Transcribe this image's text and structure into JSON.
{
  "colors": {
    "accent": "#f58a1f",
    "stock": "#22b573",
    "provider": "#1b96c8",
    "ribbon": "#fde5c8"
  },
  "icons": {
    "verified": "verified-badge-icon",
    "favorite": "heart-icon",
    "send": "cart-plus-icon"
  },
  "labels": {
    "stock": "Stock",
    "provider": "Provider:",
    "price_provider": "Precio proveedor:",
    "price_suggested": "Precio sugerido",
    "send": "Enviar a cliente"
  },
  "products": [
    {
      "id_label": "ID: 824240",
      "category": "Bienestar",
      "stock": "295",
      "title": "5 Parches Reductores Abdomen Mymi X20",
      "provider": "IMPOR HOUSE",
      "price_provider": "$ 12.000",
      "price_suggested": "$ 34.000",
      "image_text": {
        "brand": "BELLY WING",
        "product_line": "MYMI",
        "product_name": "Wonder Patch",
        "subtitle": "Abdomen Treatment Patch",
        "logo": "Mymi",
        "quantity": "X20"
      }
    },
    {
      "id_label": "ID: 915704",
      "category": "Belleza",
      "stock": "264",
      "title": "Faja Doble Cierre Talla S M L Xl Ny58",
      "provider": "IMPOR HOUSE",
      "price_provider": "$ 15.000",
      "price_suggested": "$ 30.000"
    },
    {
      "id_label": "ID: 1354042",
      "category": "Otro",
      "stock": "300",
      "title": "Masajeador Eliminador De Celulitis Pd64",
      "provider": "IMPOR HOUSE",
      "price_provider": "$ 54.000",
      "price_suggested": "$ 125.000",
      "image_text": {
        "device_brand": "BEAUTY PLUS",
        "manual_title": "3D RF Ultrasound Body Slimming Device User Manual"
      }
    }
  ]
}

+ + + + + + +

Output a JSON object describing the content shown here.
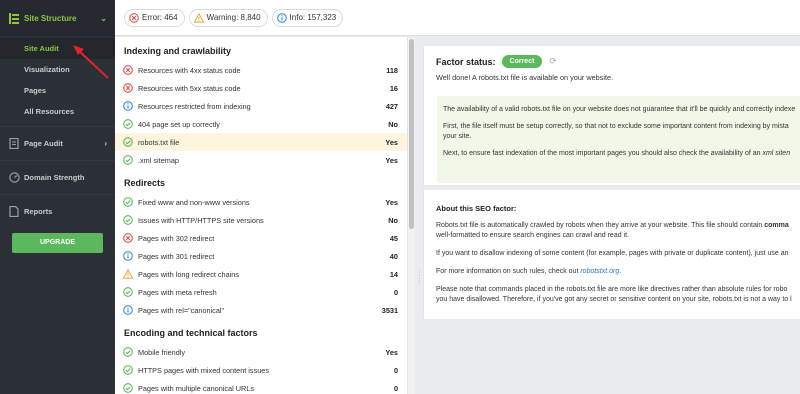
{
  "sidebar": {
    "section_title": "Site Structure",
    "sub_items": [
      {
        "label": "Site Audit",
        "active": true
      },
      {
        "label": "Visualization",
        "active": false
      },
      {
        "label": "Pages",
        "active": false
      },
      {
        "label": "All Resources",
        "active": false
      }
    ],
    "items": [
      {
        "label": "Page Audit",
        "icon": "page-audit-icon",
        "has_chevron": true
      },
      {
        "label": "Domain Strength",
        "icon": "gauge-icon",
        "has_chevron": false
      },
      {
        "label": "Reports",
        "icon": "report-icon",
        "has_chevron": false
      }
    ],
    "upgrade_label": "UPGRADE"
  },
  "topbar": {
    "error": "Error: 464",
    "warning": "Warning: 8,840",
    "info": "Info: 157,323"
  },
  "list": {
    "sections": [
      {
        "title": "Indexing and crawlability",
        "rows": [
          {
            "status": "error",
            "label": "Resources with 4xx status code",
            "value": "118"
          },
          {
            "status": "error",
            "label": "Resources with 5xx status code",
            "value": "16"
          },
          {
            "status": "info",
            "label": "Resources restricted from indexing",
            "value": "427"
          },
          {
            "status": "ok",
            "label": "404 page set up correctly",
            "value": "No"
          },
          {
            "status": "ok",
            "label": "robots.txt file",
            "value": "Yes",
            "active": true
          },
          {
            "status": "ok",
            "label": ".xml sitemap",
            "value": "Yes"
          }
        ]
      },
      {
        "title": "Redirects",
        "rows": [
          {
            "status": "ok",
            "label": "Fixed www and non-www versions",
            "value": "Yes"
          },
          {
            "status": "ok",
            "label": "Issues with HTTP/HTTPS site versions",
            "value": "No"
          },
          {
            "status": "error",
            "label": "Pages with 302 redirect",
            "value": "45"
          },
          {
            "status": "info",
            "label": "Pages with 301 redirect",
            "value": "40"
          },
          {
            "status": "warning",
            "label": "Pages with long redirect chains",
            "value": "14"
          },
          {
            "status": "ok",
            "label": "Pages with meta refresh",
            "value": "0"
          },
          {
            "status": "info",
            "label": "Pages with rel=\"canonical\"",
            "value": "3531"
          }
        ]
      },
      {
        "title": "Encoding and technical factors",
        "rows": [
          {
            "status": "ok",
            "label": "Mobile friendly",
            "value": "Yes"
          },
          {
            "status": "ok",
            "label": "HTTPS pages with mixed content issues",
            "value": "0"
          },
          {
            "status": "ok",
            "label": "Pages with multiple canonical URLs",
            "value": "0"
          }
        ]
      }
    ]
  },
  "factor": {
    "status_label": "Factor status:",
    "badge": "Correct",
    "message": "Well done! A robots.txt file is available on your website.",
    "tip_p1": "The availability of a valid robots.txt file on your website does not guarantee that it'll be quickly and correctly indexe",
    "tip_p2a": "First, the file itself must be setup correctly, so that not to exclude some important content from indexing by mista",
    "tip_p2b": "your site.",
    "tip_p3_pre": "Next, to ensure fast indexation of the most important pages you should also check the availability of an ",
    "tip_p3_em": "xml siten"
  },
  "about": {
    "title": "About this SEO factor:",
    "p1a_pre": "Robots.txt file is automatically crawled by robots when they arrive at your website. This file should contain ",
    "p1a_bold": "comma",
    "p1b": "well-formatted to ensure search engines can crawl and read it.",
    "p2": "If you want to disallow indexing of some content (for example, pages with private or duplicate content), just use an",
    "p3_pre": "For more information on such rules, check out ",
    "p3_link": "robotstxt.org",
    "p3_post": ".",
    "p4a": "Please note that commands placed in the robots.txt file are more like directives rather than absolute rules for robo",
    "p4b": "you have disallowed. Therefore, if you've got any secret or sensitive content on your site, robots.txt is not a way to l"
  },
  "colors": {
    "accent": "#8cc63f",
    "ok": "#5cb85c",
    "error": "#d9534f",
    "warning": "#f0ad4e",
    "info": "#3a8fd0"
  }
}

+ + + + + + +

▸ **What to work on**: Go through the listing above and list every line that has the word "should".

▸ **Response to this task**:
    "tip_p3_pre": "Next, to ensure fast indexation of the most important pages you should also check the availability of an ",
    "p1a_pre": "Robots.txt file is automatically crawled by robots when they arrive at your website. This file should contain ",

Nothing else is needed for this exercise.